Records follow. Select each line holding "JSON".

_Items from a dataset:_
•••••
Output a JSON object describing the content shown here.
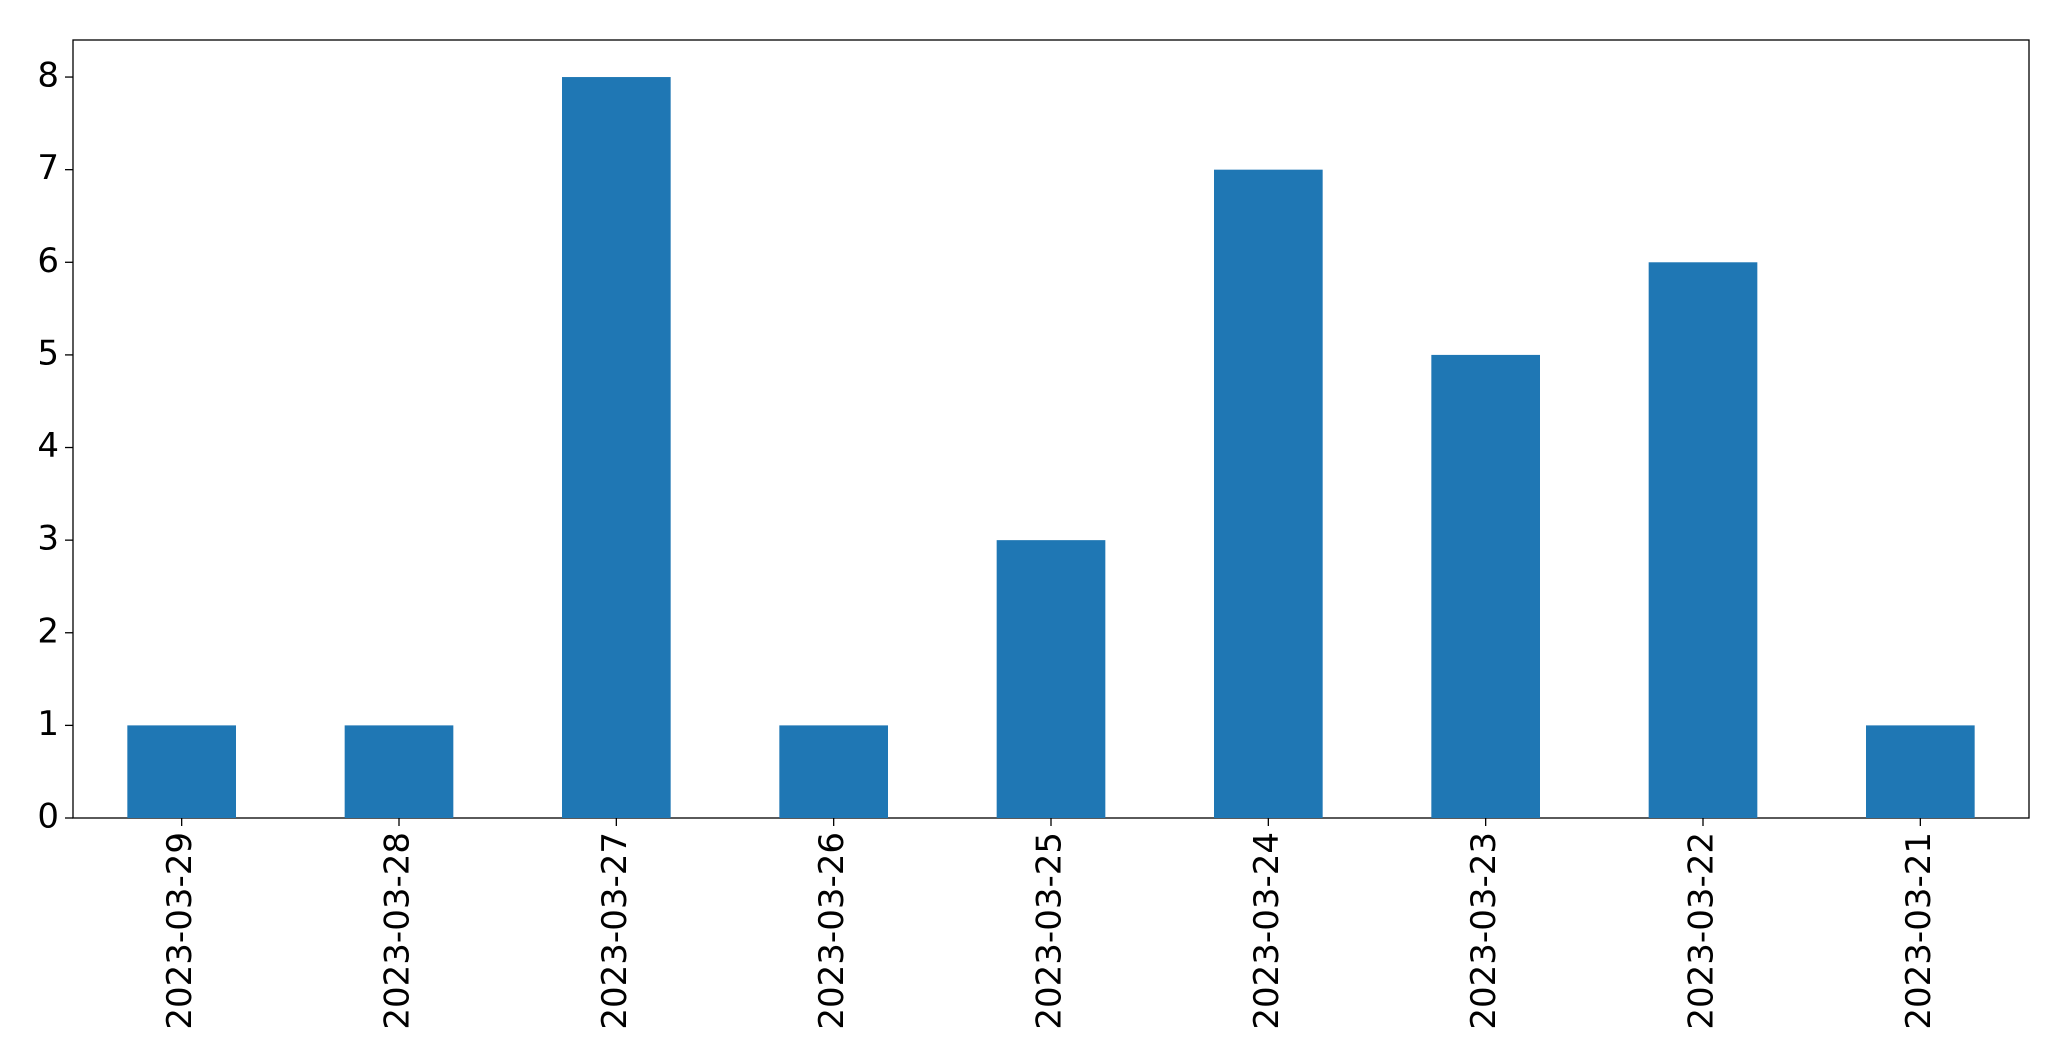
{
  "chart_data": {
    "type": "bar",
    "categories": [
      "2023-03-29",
      "2023-03-28",
      "2023-03-27",
      "2023-03-26",
      "2023-03-25",
      "2023-03-24",
      "2023-03-23",
      "2023-03-22",
      "2023-03-21"
    ],
    "values": [
      1,
      1,
      8,
      1,
      3,
      7,
      5,
      6,
      1
    ],
    "color": "#1f77b4",
    "ylim": [
      0,
      8.4
    ],
    "yticks": [
      0,
      1,
      2,
      3,
      4,
      5,
      6,
      7,
      8
    ],
    "grid": false
  }
}
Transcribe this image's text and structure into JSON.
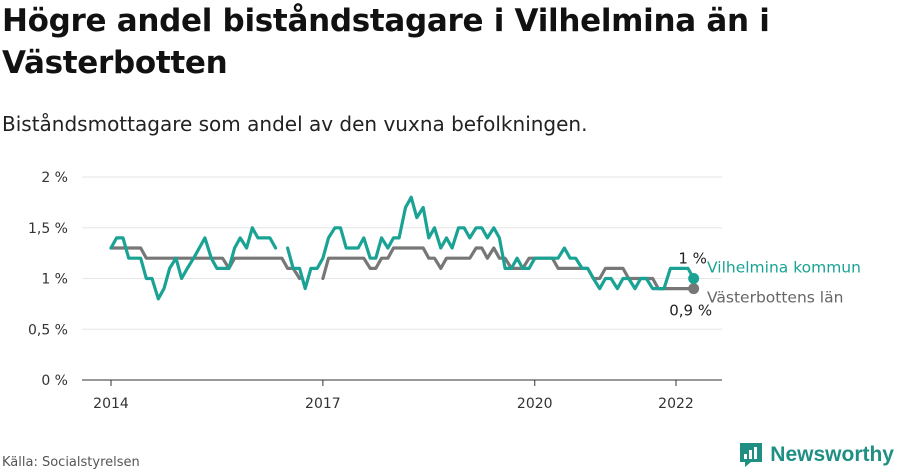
{
  "title": "Högre andel biståndstagare i Vilhelmina än i Västerbotten",
  "subtitle": "Biståndsmottagare som andel av den vuxna befolkningen.",
  "source": "Källa: Socialstyrelsen",
  "brand": "Newsworthy",
  "colors": {
    "vilhelmina": "#1aa394",
    "vasterbotten": "#777777",
    "brand": "#1f8f84"
  },
  "chart_data": {
    "type": "line",
    "ylim": [
      0,
      2
    ],
    "yticks": [
      {
        "value": 0,
        "label": "0 %"
      },
      {
        "value": 0.5,
        "label": "0,5 %"
      },
      {
        "value": 1,
        "label": "1 %"
      },
      {
        "value": 1.5,
        "label": "1,5 %"
      },
      {
        "value": 2,
        "label": "2 %"
      }
    ],
    "xticks": [
      {
        "value": 2014.0,
        "label": "2014"
      },
      {
        "value": 2017.0,
        "label": "2017"
      },
      {
        "value": 2020.0,
        "label": "2020"
      },
      {
        "value": 2022.0,
        "label": "2022"
      }
    ],
    "grid": true,
    "series": [
      {
        "name": "Vilhelmina kommun",
        "end_label": "1 %",
        "points": [
          [
            2014.0,
            1.3
          ],
          [
            2014.08,
            1.4
          ],
          [
            2014.17,
            1.4
          ],
          [
            2014.25,
            1.2
          ],
          [
            2014.33,
            1.2
          ],
          [
            2014.42,
            1.2
          ],
          [
            2014.5,
            1.0
          ],
          [
            2014.58,
            1.0
          ],
          [
            2014.67,
            0.8
          ],
          [
            2014.75,
            0.9
          ],
          [
            2014.83,
            1.1
          ],
          [
            2014.92,
            1.2
          ],
          [
            2015.0,
            1.0
          ],
          [
            2015.08,
            1.1
          ],
          [
            2015.17,
            1.2
          ],
          [
            2015.25,
            1.3
          ],
          [
            2015.33,
            1.4
          ],
          [
            2015.42,
            1.2
          ],
          [
            2015.5,
            1.1
          ],
          [
            2015.58,
            1.1
          ],
          [
            2015.67,
            1.1
          ],
          [
            2015.75,
            1.3
          ],
          [
            2015.83,
            1.4
          ],
          [
            2015.92,
            1.3
          ],
          [
            2016.0,
            1.5
          ],
          [
            2016.08,
            1.4
          ],
          [
            2016.17,
            1.4
          ],
          [
            2016.25,
            1.4
          ],
          [
            2016.33,
            1.3
          ],
          null,
          [
            2016.5,
            1.3
          ],
          [
            2016.58,
            1.1
          ],
          [
            2016.67,
            1.1
          ],
          [
            2016.75,
            0.9
          ],
          [
            2016.83,
            1.1
          ],
          [
            2016.92,
            1.1
          ],
          [
            2017.0,
            1.2
          ],
          [
            2017.08,
            1.4
          ],
          [
            2017.17,
            1.5
          ],
          [
            2017.25,
            1.5
          ],
          [
            2017.33,
            1.3
          ],
          [
            2017.42,
            1.3
          ],
          [
            2017.5,
            1.3
          ],
          [
            2017.58,
            1.4
          ],
          [
            2017.67,
            1.2
          ],
          [
            2017.75,
            1.2
          ],
          [
            2017.83,
            1.4
          ],
          [
            2017.92,
            1.3
          ],
          [
            2018.0,
            1.4
          ],
          [
            2018.08,
            1.4
          ],
          [
            2018.17,
            1.7
          ],
          [
            2018.25,
            1.8
          ],
          [
            2018.33,
            1.6
          ],
          [
            2018.42,
            1.7
          ],
          [
            2018.5,
            1.4
          ],
          [
            2018.58,
            1.5
          ],
          [
            2018.67,
            1.3
          ],
          [
            2018.75,
            1.4
          ],
          [
            2018.83,
            1.3
          ],
          [
            2018.92,
            1.5
          ],
          [
            2019.0,
            1.5
          ],
          [
            2019.08,
            1.4
          ],
          [
            2019.17,
            1.5
          ],
          [
            2019.25,
            1.5
          ],
          [
            2019.33,
            1.4
          ],
          [
            2019.42,
            1.5
          ],
          [
            2019.5,
            1.4
          ],
          [
            2019.58,
            1.1
          ],
          [
            2019.67,
            1.1
          ],
          [
            2019.75,
            1.2
          ],
          [
            2019.83,
            1.1
          ],
          [
            2019.92,
            1.1
          ],
          [
            2020.0,
            1.2
          ],
          [
            2020.08,
            1.2
          ],
          [
            2020.17,
            1.2
          ],
          [
            2020.25,
            1.2
          ],
          [
            2020.33,
            1.2
          ],
          [
            2020.42,
            1.3
          ],
          [
            2020.5,
            1.2
          ],
          [
            2020.58,
            1.2
          ],
          [
            2020.67,
            1.1
          ],
          [
            2020.75,
            1.1
          ],
          [
            2020.83,
            1.0
          ],
          [
            2020.92,
            0.9
          ],
          [
            2021.0,
            1.0
          ],
          [
            2021.08,
            1.0
          ],
          [
            2021.17,
            0.9
          ],
          [
            2021.25,
            1.0
          ],
          [
            2021.33,
            1.0
          ],
          [
            2021.42,
            0.9
          ],
          [
            2021.5,
            1.0
          ],
          [
            2021.58,
            1.0
          ],
          [
            2021.67,
            0.9
          ],
          [
            2021.75,
            0.9
          ],
          [
            2021.83,
            0.9
          ],
          [
            2021.92,
            1.1
          ],
          [
            2022.0,
            1.1
          ],
          [
            2022.08,
            1.1
          ],
          [
            2022.17,
            1.1
          ],
          [
            2022.25,
            1.0
          ]
        ]
      },
      {
        "name": "Västerbottens län",
        "end_label": "0,9 %",
        "points": [
          [
            2014.0,
            1.3
          ],
          [
            2014.08,
            1.3
          ],
          [
            2014.17,
            1.3
          ],
          [
            2014.25,
            1.3
          ],
          [
            2014.33,
            1.3
          ],
          [
            2014.42,
            1.3
          ],
          [
            2014.5,
            1.2
          ],
          [
            2014.58,
            1.2
          ],
          [
            2014.67,
            1.2
          ],
          [
            2014.75,
            1.2
          ],
          [
            2014.83,
            1.2
          ],
          [
            2014.92,
            1.2
          ],
          [
            2015.0,
            1.2
          ],
          [
            2015.08,
            1.2
          ],
          [
            2015.17,
            1.2
          ],
          [
            2015.25,
            1.2
          ],
          [
            2015.33,
            1.2
          ],
          [
            2015.42,
            1.2
          ],
          [
            2015.5,
            1.2
          ],
          [
            2015.58,
            1.2
          ],
          [
            2015.67,
            1.1
          ],
          [
            2015.75,
            1.2
          ],
          [
            2015.83,
            1.2
          ],
          [
            2015.92,
            1.2
          ],
          [
            2016.0,
            1.2
          ],
          [
            2016.08,
            1.2
          ],
          [
            2016.17,
            1.2
          ],
          [
            2016.25,
            1.2
          ],
          [
            2016.33,
            1.2
          ],
          [
            2016.42,
            1.2
          ],
          [
            2016.5,
            1.1
          ],
          [
            2016.58,
            1.1
          ],
          [
            2016.67,
            1.0
          ],
          null,
          [
            2017.0,
            1.0
          ],
          [
            2017.08,
            1.2
          ],
          [
            2017.17,
            1.2
          ],
          [
            2017.25,
            1.2
          ],
          [
            2017.33,
            1.2
          ],
          [
            2017.42,
            1.2
          ],
          [
            2017.5,
            1.2
          ],
          [
            2017.58,
            1.2
          ],
          [
            2017.67,
            1.1
          ],
          [
            2017.75,
            1.1
          ],
          [
            2017.83,
            1.2
          ],
          [
            2017.92,
            1.2
          ],
          [
            2018.0,
            1.3
          ],
          [
            2018.08,
            1.3
          ],
          [
            2018.17,
            1.3
          ],
          [
            2018.25,
            1.3
          ],
          [
            2018.33,
            1.3
          ],
          [
            2018.42,
            1.3
          ],
          [
            2018.5,
            1.2
          ],
          [
            2018.58,
            1.2
          ],
          [
            2018.67,
            1.1
          ],
          [
            2018.75,
            1.2
          ],
          [
            2018.83,
            1.2
          ],
          [
            2018.92,
            1.2
          ],
          [
            2019.0,
            1.2
          ],
          [
            2019.08,
            1.2
          ],
          [
            2019.17,
            1.3
          ],
          [
            2019.25,
            1.3
          ],
          [
            2019.33,
            1.2
          ],
          [
            2019.42,
            1.3
          ],
          [
            2019.5,
            1.2
          ],
          [
            2019.58,
            1.2
          ],
          [
            2019.67,
            1.1
          ],
          [
            2019.75,
            1.1
          ],
          [
            2019.83,
            1.1
          ],
          [
            2019.92,
            1.2
          ],
          [
            2020.0,
            1.2
          ],
          [
            2020.08,
            1.2
          ],
          [
            2020.17,
            1.2
          ],
          [
            2020.25,
            1.2
          ],
          [
            2020.33,
            1.1
          ],
          [
            2020.42,
            1.1
          ],
          [
            2020.5,
            1.1
          ],
          [
            2020.58,
            1.1
          ],
          [
            2020.67,
            1.1
          ],
          [
            2020.75,
            1.1
          ],
          [
            2020.83,
            1.0
          ],
          [
            2020.92,
            1.0
          ],
          [
            2021.0,
            1.1
          ],
          [
            2021.08,
            1.1
          ],
          [
            2021.17,
            1.1
          ],
          [
            2021.25,
            1.1
          ],
          [
            2021.33,
            1.0
          ],
          [
            2021.42,
            1.0
          ],
          [
            2021.5,
            1.0
          ],
          [
            2021.58,
            1.0
          ],
          [
            2021.67,
            1.0
          ],
          [
            2021.75,
            0.9
          ],
          [
            2021.83,
            0.9
          ],
          [
            2021.92,
            0.9
          ],
          [
            2022.0,
            0.9
          ],
          [
            2022.08,
            0.9
          ],
          [
            2022.17,
            0.9
          ],
          [
            2022.25,
            0.9
          ]
        ]
      }
    ]
  }
}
•••••
_OUTPUT OF THE EXERCISE:_
Output a JSON object describing the content shown here.
Transcribe this image's text and structure into JSON.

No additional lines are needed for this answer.